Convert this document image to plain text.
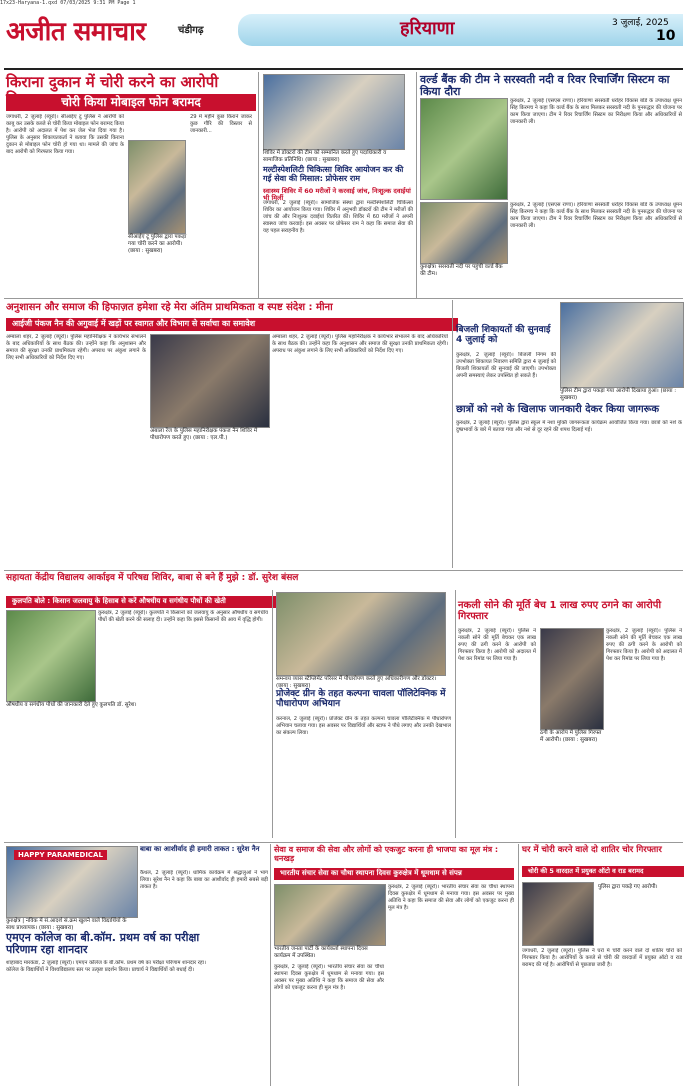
17x23-Haryana-1.qxd 07/03/2025 9:31 PM Page 1
अजीत समाचार	चंडीगढ़	हरियाणा	3 जुलाई, 2025
10
किराना दुकान में चोरी करने का आरोपी
चोरी किया मोबाइल फोन बरामद
जगाधरी, 2 जुलाई (ब्यूरो)। सीआईए टू पुलिस ने आरोपी को काबू कर उसके कब्जे से चोरी किया मोबाइल फोन बरामद किया है। आरोपी को अदालत में पेश कर जेल भेज दिया गया है। पुलिस के अनुसार शिकायतकर्ता ने बताया कि उसकी किराना दुकान से मोबाइल फोन चोरी हो गया था। मामले की जांच के बाद आरोपी को गिरफ्तार किया गया।
सीआईए टू पुलिस द्वारा पकड़ा गया चोरी करने का आरोपी। (छाया : सुखबरा)
29 मे महीने कुछ किराने जाकर कुछ गौरि की विस्तार से जानकारी...
शिविर में डॉक्टरों की टीम को सम्मानित करते हुए पदाधिकारी व सामाजिक प्रतिनिधि। (छाया : सुखबरा)
मल्टीस्पेशलिटी चिकित्सा शिविर आयोजन कर की गई सेवा की मिसाल: प्रोफेसर राम
स्वास्थ्य शिविर में 60 मरीजों ने करवाई जांच, निःशुल्क दवाईयां भी मिलीं
जगाधरी, 2 जुलाई (ब्यूरो)। सामाजिक संस्था द्वारा मल्टीस्पेशलिटी चिकित्सा शिविर का आयोजन किया गया। शिविर में अनुभवी डॉक्टरों की टीम ने मरीजों की जांच की और निःशुल्क दवाईयां वितरित कीं। शिविर में 60 मरीजों ने अपनी स्वास्थ्य जांच करवाई। इस अवसर पर प्रोफेसर राम ने कहा कि समाज सेवा की यह पहल सराहनीय है।
वर्ल्ड बैंक की टीम ने सरस्वती नदी व रिवर रिचार्जिंग सिस्टम का किया दौरा
कुरुक्षेत्र, 2 जुलाई (एसएस राणा)। हरियाणा सरस्वती धरोहर विकास बोर्ड के उपाध्यक्ष धूमन सिंह किरमच ने कहा कि वर्ल्ड बैंक के साथ मिलकर सरस्वती नदी के पुनरुद्धार की योजना पर काम किया जाएगा। टीम ने रिवर रिचार्जिंग सिस्टम का निरीक्षण किया और अधिकारियों से जानकारी ली।
कुरुक्षेत्र, 2 जुलाई (एसएस राणा)। हरियाणा सरस्वती धरोहर विकास बोर्ड के उपाध्यक्ष धूमन सिंह किरमच ने कहा कि वर्ल्ड बैंक के साथ मिलकर सरस्वती नदी के पुनरुद्धार की योजना पर काम किया जाएगा। टीम ने रिवर रिचार्जिंग सिस्टम का निरीक्षण किया और अधिकारियों से जानकारी ली।
कुरुक्षेत्र। सरस्वती नदी पर पहुंची वर्ल्ड बैंक की टीम।
अनुशासन और समाज की हिफाज़त हमेशा रहे मेरा अंतिम प्राथमिकता व स्पष्ट संदेश : मीना
आईजी पंकज नैन की अगुवाई में खड़ों पर स्वागत और विभाग से सर्वाचा का समावेश
अम्बाला शहर, 2 जुलाई (ब्यूरो)। पुलिस महानिरीक्षक ने कार्यभार संभालने के बाद अधिकारियों के साथ बैठक की। उन्होंने कहा कि अनुशासन और समाज की सुरक्षा उनकी प्राथमिकता रहेगी। अपराध पर अंकुश लगाने के लिए सभी अधिकारियों को निर्देश दिए गए।
अंबाला रेंज के पुलिस महानिरीक्षक पंकज नैन शिविर में पौधारोपण करते हुए। (छाया : एल.पी.)
अम्बाला शहर, 2 जुलाई (ब्यूरो)। पुलिस महानिरीक्षक ने कार्यभार संभालने के बाद अधिकारियों के साथ बैठक की। उन्होंने कहा कि अनुशासन और समाज की सुरक्षा उनकी प्राथमिकता रहेगी। अपराध पर अंकुश लगाने के लिए सभी अधिकारियों को निर्देश दिए गए।
बिजली शिकायतों की सुनवाई 4 जुलाई को
कुरुक्षेत्र, 2 जुलाई (ब्यूरो)। बिजली निगम की उपभोक्ता शिकायत निवारण समिति द्वारा 4 जुलाई को बिजली शिकायतों की सुनवाई की जाएगी। उपभोक्ता अपनी समस्याएं लेकर उपस्थित हो सकते हैं।
पुलिस टीम द्वारा पकड़ा गया आरोपी दिखाया हुआ। (छाया : सुखबरा)
छात्रों को नशे के खिलाफ जानकारी देकर किया जागरूक
कुरुक्षेत्र, 2 जुलाई (ब्यूरो)। पुलिस द्वारा स्कूल में नशा मुक्ति जागरूकता कार्यक्रम आयोजित किया गया। छात्रों को नशे के दुष्प्रभावों के बारे में बताया गया और नशे से दूर रहने की शपथ दिलाई गई।
सहायता केंद्रीय विद्यालय आर्काइव में परिषद्य शिविर, बाबा से बने हैं मुझे : डॉ. सुरेश बंसल
कुलपति बोले : किसान जलवायु के हिसाब से करें औषधीय व सगंधीय पौधों की खेती
औषधीय व सगंधीय पौधों की जानकारी देते हुए कुलपति डॉ. सुरेश।
कुरुक्षेत्र, 2 जुलाई (ब्यूरो)। कुलपति ने किसानों को जलवायु के अनुसार औषधीय व सगंधीय पौधों की खेती करने की सलाह दी। उन्होंने कहा कि इससे किसानों की आय में वृद्धि होगी।
समन्वय व्यास स्टैप्लिमेंट परिसर में पौधारोपण करते हुए अधिकारीगण और डॉक्टर। (छाया : सुखबरा)
प्रोजेक्ट ग्रीन के तहत कल्पना चावला पॉलिटेक्निक में पौधारोपण अभियान
करनाल, 2 जुलाई (ब्यूरो)। प्रोजेक्ट ग्रीन के तहत कल्पना चावला पॉलिटेक्निक में पौधारोपण अभियान चलाया गया। इस अवसर पर विद्यार्थियों और स्टाफ ने पौधे लगाए और उनकी देखभाल का संकल्प लिया।
नकली सोने की मूर्ति बेच 1 लाख रुपए ठगने का आरोपी गिरफ्तार
कुरुक्षेत्र, 2 जुलाई (ब्यूरो)। पुलिस ने नकली सोने की मूर्ति बेचकर एक लाख रुपए की ठगी करने के आरोपी को गिरफ्तार किया है। आरोपी को अदालत में पेश कर रिमांड पर लिया गया है।
ठगी के आरोप में पुलिस गिरफ्त में आरोपी। (छाया : सुखबरा)
कुरुक्षेत्र, 2 जुलाई (ब्यूरो)। पुलिस ने नकली सोने की मूर्ति बेचकर एक लाख रुपए की ठगी करने के आरोपी को गिरफ्तार किया है। आरोपी को अदालत में पेश कर रिमांड पर लिया गया है।
HAPPY PARAMEDICAL
कुरुक्षेत्र | नविक में सं.आदर्श सं.क्रम खुलने वाले विद्यार्थियों के साथ प्राध्यापक। (छाया : सुखबरा)
एमएन कॉलेज का बी.कॉम. प्रथम वर्ष का परीक्षा परिणाम रहा शानदार
शाहाबाद मारकंडा, 2 जुलाई (ब्यूरो)। एमएन कॉलेज के बी.कॉम. प्रथम वर्ष का परीक्षा परिणाम शानदार रहा। कॉलेज के विद्यार्थियों ने विश्वविद्यालय स्तर पर उत्कृष्ट प्रदर्शन किया। प्राचार्य ने विद्यार्थियों को बधाई दी।
बाबा का आशीर्वाद ही हमारी ताकत : सुरेश नैन
कैथल, 2 जुलाई (ब्यूरो)। धार्मिक कार्यक्रम में श्रद्धालुओं ने भाग लिया। सुरेश नैन ने कहा कि बाबा का आशीर्वाद ही हमारी सबसे बड़ी ताकत है।
सेवा व समाज की सेवा और लोगों को एकजुट करना ही भाजपा का मूल मंत्र : धनखड़
भारतीय संचार सेवा का चौथा स्थापना दिवस कुरुक्षेत्र में धूमधाम से संपन्न
भारतीय जनता पार्टी के कार्यकर्ता स्थापना दिवस कार्यक्रम में उपस्थित।
कुरुक्षेत्र, 2 जुलाई (ब्यूरो)। भारतीय संचार सेवा का चौथा स्थापना दिवस कुरुक्षेत्र में धूमधाम से मनाया गया। इस अवसर पर मुख्य अतिथि ने कहा कि समाज की सेवा और लोगों को एकजुट करना ही मूल मंत्र है।
कुरुक्षेत्र, 2 जुलाई (ब्यूरो)। भारतीय संचार सेवा का चौथा स्थापना दिवस कुरुक्षेत्र में धूमधाम से मनाया गया। इस अवसर पर मुख्य अतिथि ने कहा कि समाज की सेवा और लोगों को एकजुट करना ही मूल मंत्र है।
घर में चोरी करने वाले दो शातिर चोर गिरफ्तार
चोरी की 5 वारदात में प्रयुक्त ऑटो व राड बरामद
पुलिस द्वारा पकड़े गए आरोपी।
जगाधरी, 2 जुलाई (ब्यूरो)। पुलिस ने घरों में चोरी करने वाले दो शातिर चोरों को गिरफ्तार किया है। आरोपियों के कब्जे से चोरी की वारदातों में प्रयुक्त ऑटो व राड बरामद की गई है। आरोपियों से पूछताछ जारी है।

......

## GIVEN PROBLEM
Pull every line containing the word "एमएन" out of the material.

## SOLUTION TO THIS PROBLEM
एमएन कॉलेज का बी.कॉम. प्रथम वर्ष का परीक्षा परिणाम रहा शानदार
शाहाबाद मारकंडा, 2 जुलाई (ब्यूरो)। एमएन कॉलेज के बी.कॉम. प्रथम वर्ष का परीक्षा परिणाम शानदार रहा। कॉलेज के विद्यार्थियों ने विश्वविद्यालय स्तर पर उत्कृष्ट प्रदर्शन किया। प्राचार्य ने विद्यार्थियों को बधाई दी।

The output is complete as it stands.